WHAT THE TASK REQUIRES:
Look through the records below and collect all lines that hold the string "this".

Begin TASK INPUT

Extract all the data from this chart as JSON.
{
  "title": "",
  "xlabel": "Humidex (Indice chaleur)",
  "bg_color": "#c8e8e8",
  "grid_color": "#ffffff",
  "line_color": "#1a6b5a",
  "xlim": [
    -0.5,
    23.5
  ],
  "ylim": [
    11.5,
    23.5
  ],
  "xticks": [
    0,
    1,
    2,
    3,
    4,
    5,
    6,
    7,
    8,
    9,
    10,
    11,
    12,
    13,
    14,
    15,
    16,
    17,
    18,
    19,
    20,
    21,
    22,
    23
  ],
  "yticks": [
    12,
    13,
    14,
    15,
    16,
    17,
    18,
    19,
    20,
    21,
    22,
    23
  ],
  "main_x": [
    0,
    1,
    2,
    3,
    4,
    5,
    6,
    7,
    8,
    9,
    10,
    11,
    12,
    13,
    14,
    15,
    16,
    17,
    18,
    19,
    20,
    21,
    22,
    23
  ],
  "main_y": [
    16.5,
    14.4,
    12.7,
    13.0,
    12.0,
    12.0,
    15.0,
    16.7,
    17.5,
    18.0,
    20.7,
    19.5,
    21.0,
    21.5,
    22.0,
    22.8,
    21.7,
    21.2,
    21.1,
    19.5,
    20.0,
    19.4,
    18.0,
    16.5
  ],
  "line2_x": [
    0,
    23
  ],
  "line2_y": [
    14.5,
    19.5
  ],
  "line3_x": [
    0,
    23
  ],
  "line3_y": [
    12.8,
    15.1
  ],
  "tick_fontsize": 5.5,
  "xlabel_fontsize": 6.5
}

End TASK INPUT
Begin TASK INPUT

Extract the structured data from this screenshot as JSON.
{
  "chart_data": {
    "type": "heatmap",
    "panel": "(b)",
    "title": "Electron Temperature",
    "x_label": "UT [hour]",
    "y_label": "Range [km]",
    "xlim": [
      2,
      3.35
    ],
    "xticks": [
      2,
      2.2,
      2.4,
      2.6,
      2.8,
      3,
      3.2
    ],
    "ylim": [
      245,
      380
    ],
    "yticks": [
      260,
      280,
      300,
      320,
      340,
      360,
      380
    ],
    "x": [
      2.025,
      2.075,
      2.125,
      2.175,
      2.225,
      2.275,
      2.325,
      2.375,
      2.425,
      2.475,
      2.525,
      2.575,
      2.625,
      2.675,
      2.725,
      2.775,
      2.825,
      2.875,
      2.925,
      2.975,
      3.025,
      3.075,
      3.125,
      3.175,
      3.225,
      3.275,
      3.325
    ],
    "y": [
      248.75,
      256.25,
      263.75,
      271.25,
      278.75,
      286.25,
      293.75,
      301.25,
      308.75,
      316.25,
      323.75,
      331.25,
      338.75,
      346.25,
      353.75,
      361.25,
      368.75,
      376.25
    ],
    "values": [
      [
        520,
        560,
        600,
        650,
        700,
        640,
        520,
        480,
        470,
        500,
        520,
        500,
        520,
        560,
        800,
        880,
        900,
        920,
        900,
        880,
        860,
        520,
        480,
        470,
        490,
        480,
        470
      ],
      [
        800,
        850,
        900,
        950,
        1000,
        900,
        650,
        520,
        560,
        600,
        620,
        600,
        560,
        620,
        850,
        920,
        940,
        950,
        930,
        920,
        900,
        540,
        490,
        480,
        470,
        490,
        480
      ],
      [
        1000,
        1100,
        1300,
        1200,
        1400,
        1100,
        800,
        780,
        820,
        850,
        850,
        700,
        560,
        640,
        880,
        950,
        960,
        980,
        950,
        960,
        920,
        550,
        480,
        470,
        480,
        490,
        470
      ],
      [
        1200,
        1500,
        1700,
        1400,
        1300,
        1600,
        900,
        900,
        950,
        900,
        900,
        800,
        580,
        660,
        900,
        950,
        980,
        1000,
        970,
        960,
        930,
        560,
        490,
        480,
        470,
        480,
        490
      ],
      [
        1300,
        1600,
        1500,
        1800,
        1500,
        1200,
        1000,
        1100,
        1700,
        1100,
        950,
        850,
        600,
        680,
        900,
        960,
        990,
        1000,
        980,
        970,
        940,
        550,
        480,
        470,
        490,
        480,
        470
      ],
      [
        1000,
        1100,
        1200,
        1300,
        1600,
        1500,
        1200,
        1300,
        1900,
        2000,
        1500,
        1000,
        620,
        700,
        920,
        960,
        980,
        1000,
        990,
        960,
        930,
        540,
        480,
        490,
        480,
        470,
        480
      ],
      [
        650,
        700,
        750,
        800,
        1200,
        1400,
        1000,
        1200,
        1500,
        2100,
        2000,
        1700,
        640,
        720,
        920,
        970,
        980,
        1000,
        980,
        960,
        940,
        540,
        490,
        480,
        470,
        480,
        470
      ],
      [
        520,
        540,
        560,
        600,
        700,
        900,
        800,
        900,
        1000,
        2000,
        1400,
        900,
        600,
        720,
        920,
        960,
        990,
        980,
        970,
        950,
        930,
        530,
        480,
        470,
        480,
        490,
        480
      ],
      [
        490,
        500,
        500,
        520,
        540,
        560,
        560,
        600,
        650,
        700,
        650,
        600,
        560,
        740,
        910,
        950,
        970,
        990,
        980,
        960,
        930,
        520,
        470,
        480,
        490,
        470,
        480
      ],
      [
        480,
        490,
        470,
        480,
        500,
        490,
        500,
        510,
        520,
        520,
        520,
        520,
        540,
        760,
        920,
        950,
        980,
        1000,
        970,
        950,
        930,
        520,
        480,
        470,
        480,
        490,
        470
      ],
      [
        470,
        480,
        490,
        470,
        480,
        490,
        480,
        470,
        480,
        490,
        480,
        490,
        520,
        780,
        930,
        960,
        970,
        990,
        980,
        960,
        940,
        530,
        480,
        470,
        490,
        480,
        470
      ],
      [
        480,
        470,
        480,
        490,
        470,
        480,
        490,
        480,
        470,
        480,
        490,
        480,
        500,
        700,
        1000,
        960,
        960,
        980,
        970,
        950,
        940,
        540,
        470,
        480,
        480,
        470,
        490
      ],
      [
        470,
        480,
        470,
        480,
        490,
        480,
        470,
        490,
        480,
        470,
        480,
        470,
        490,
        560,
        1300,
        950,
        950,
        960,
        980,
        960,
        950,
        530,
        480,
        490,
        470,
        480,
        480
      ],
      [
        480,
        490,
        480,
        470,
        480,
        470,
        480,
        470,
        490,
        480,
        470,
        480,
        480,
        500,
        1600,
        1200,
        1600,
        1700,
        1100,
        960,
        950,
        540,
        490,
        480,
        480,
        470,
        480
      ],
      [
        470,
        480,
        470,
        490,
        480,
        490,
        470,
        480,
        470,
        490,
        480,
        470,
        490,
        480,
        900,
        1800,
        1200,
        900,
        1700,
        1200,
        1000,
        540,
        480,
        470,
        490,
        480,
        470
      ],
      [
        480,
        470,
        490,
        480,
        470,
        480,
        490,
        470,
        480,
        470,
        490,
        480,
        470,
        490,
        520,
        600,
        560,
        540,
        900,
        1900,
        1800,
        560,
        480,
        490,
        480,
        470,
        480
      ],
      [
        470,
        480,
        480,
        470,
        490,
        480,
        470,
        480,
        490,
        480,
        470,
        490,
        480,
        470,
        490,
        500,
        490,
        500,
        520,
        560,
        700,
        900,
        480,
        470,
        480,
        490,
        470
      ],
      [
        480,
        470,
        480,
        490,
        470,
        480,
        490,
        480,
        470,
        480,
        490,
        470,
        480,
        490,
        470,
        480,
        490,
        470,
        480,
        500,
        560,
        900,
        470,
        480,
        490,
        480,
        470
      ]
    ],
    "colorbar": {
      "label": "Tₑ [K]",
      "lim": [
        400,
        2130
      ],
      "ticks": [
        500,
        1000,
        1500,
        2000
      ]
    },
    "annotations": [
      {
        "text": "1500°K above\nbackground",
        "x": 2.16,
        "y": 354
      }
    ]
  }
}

End TASK INPUT

TASK RESULT:
Extract all the data from this chart as JSON.
Extract the structured data from this screenshot as JSON.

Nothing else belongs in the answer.